Problem description: Return the entries below in their exact form, leaving the pictures out.

+++ Stored records

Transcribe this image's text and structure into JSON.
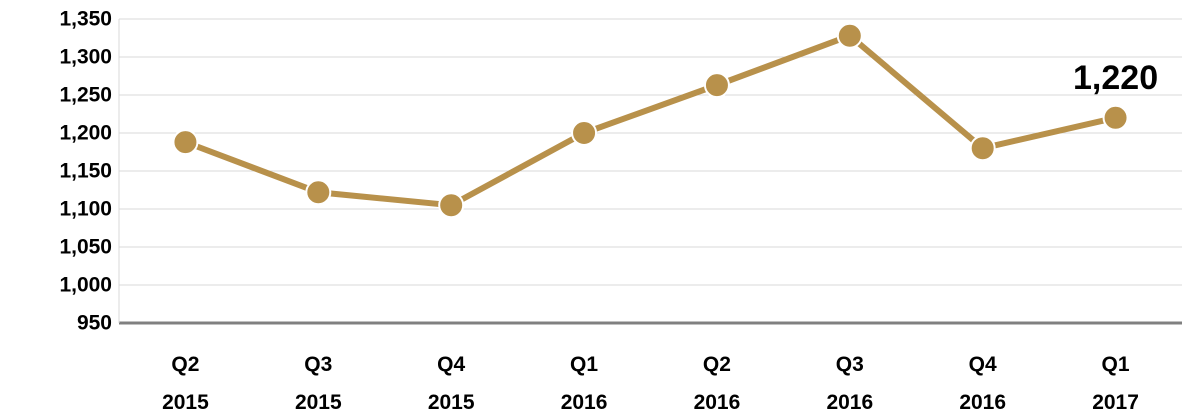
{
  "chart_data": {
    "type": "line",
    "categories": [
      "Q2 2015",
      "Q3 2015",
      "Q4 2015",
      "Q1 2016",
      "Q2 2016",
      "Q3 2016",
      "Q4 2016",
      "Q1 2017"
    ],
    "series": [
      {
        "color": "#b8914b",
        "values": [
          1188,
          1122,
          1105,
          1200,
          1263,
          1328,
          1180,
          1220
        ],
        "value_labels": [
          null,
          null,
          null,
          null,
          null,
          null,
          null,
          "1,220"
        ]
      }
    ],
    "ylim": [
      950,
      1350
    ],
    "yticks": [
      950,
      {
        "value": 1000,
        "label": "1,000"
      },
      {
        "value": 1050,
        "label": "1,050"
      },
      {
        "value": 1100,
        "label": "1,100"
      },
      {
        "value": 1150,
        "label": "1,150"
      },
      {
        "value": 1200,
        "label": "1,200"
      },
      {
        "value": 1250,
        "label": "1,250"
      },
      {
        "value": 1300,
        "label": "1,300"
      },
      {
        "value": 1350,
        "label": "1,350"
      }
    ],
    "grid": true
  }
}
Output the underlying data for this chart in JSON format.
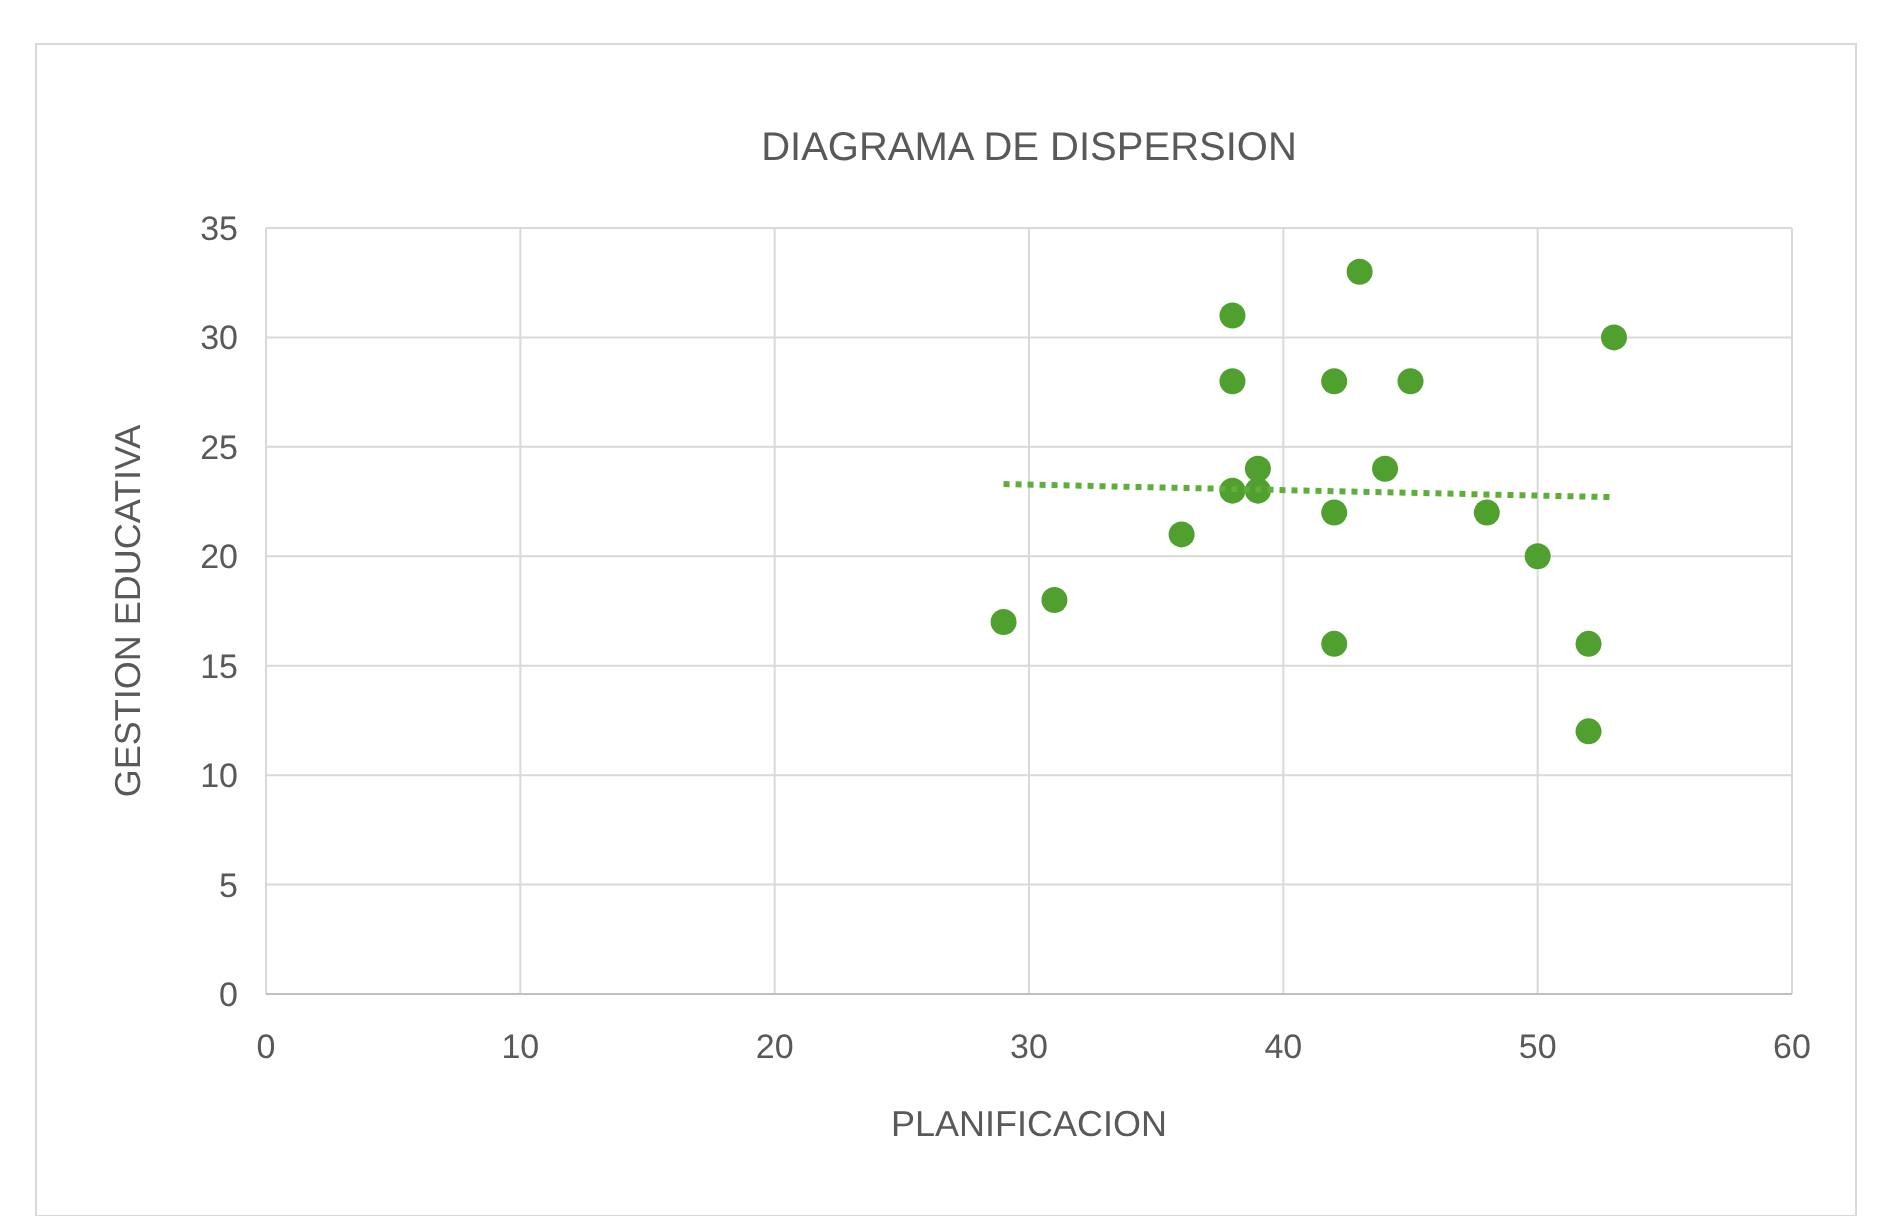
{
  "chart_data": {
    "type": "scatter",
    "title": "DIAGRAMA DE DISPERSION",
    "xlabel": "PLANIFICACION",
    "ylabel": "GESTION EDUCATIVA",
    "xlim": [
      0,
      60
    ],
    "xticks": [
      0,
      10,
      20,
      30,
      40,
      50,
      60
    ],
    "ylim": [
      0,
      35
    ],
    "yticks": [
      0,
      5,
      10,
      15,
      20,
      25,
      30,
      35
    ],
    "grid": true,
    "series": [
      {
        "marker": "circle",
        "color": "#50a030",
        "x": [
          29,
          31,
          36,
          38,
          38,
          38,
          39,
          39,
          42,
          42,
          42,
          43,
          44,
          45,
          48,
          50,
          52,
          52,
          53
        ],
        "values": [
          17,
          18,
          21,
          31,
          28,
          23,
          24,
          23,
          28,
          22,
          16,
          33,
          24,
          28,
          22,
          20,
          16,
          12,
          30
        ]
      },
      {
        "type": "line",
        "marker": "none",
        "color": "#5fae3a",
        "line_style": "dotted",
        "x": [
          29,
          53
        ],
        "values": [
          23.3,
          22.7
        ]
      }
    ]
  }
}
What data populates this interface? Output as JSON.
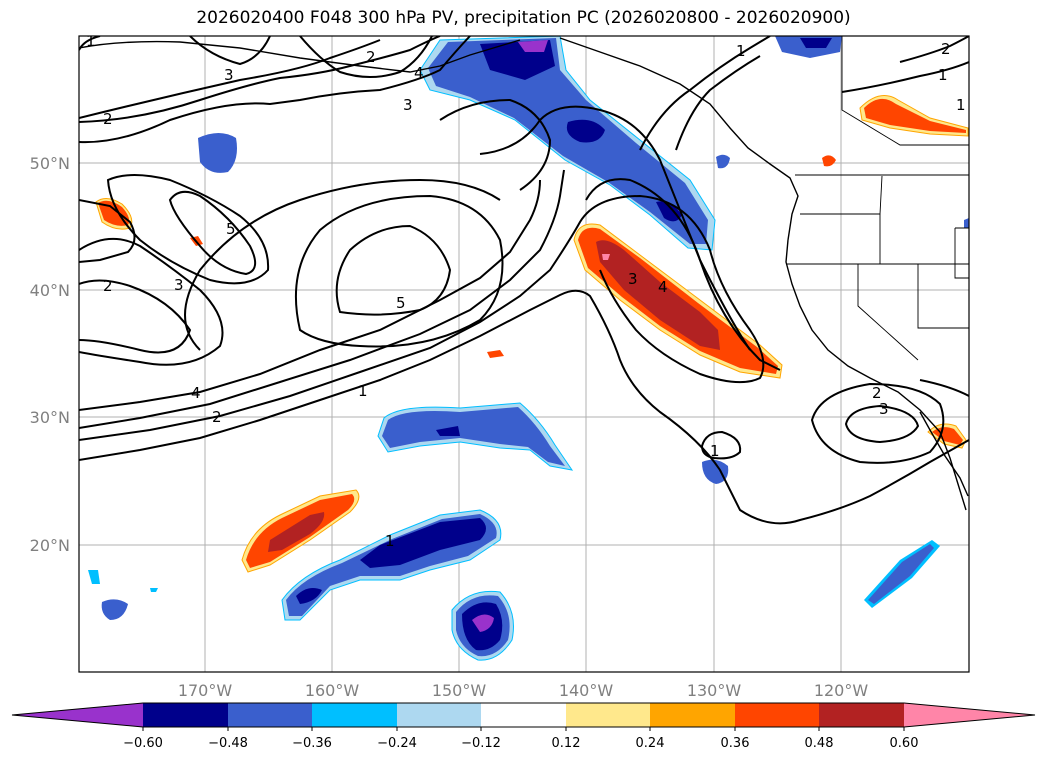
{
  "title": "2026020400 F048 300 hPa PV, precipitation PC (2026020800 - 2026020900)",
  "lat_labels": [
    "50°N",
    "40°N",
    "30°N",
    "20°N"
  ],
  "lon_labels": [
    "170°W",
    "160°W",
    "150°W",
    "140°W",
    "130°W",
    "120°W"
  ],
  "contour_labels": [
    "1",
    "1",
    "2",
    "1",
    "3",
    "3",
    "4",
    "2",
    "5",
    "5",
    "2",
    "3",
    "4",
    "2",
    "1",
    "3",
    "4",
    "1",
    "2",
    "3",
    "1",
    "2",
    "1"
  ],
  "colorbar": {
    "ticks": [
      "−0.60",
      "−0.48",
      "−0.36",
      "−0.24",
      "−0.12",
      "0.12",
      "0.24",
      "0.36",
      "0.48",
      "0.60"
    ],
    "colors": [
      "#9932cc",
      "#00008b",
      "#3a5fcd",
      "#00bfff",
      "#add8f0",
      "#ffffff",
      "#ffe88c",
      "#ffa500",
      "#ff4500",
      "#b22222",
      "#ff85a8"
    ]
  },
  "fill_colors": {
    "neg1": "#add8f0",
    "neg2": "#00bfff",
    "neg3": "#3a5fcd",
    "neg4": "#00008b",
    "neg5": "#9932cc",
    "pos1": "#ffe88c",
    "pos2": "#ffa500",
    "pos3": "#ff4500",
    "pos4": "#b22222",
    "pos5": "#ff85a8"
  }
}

++++++

Reply to the exercise:
Transcribe this image's text and structure into JSON.
{
  "chart_data": {
    "type": "line",
    "categories": [
      "Q2 2015",
      "Q3 2015",
      "Q4 2015",
      "Q1 2016",
      "Q2 2016",
      "Q3 2016",
      "Q4 2016",
      "Q1 2017"
    ],
    "series": [
      {
        "color": "#b8914b",
        "values": [
          1188,
          1122,
          1105,
          1200,
          1263,
          1328,
          1180,
          1220
        ],
        "value_labels": [
          null,
          null,
          null,
          null,
          null,
          null,
          null,
          "1,220"
        ]
      }
    ],
    "ylim": [
      950,
      1350
    ],
    "yticks": [
      950,
      {
        "value": 1000,
        "label": "1,000"
      },
      {
        "value": 1050,
        "label": "1,050"
      },
      {
        "value": 1100,
        "label": "1,100"
      },
      {
        "value": 1150,
        "label": "1,150"
      },
      {
        "value": 1200,
        "label": "1,200"
      },
      {
        "value": 1250,
        "label": "1,250"
      },
      {
        "value": 1300,
        "label": "1,300"
      },
      {
        "value": 1350,
        "label": "1,350"
      }
    ],
    "grid": true
  }
}
Output the underlying data for this chart in JSON format.
{
  "chart_data": {
    "type": "scatter",
    "title": "DIAGRAMA DE DISPERSION",
    "xlabel": "PLANIFICACION",
    "ylabel": "GESTION EDUCATIVA",
    "xlim": [
      0,
      60
    ],
    "xticks": [
      0,
      10,
      20,
      30,
      40,
      50,
      60
    ],
    "ylim": [
      0,
      35
    ],
    "yticks": [
      0,
      5,
      10,
      15,
      20,
      25,
      30,
      35
    ],
    "grid": true,
    "series": [
      {
        "marker": "circle",
        "color": "#50a030",
        "x": [
          29,
          31,
          36,
          38,
          38,
          38,
          39,
          39,
          42,
          42,
          42,
          43,
          44,
          45,
          48,
          50,
          52,
          52,
          53
        ],
        "values": [
          17,
          18,
          21,
          31,
          28,
          23,
          24,
          23,
          28,
          22,
          16,
          33,
          24,
          28,
          22,
          20,
          16,
          12,
          30
        ]
      },
      {
        "type": "line",
        "marker": "none",
        "color": "#5fae3a",
        "line_style": "dotted",
        "x": [
          29,
          53
        ],
        "values": [
          23.3,
          22.7
        ]
      }
    ]
  }
}
What data populates this interface? Output as JSON.
{
  "title": "2026020400 F048 300 hPa PV, precipitation PC (2026020800 - 2026020900)",
  "lat_labels": [
    "50°N",
    "40°N",
    "30°N",
    "20°N"
  ],
  "lon_labels": [
    "170°W",
    "160°W",
    "150°W",
    "140°W",
    "130°W",
    "120°W"
  ],
  "contour_labels": [
    "1",
    "1",
    "2",
    "1",
    "3",
    "3",
    "4",
    "2",
    "5",
    "5",
    "2",
    "3",
    "4",
    "2",
    "1",
    "3",
    "4",
    "1",
    "2",
    "3",
    "1",
    "2",
    "1"
  ],
  "colorbar": {
    "ticks": [
      "−0.60",
      "−0.48",
      "−0.36",
      "−0.24",
      "−0.12",
      "0.12",
      "0.24",
      "0.36",
      "0.48",
      "0.60"
    ],
    "colors": [
      "#9932cc",
      "#00008b",
      "#3a5fcd",
      "#00bfff",
      "#add8f0",
      "#ffffff",
      "#ffe88c",
      "#ffa500",
      "#ff4500",
      "#b22222",
      "#ff85a8"
    ]
  },
  "fill_colors": {
    "neg1": "#add8f0",
    "neg2": "#00bfff",
    "neg3": "#3a5fcd",
    "neg4": "#00008b",
    "neg5": "#9932cc",
    "pos1": "#ffe88c",
    "pos2": "#ffa500",
    "pos3": "#ff4500",
    "pos4": "#b22222",
    "pos5": "#ff85a8"
  }
}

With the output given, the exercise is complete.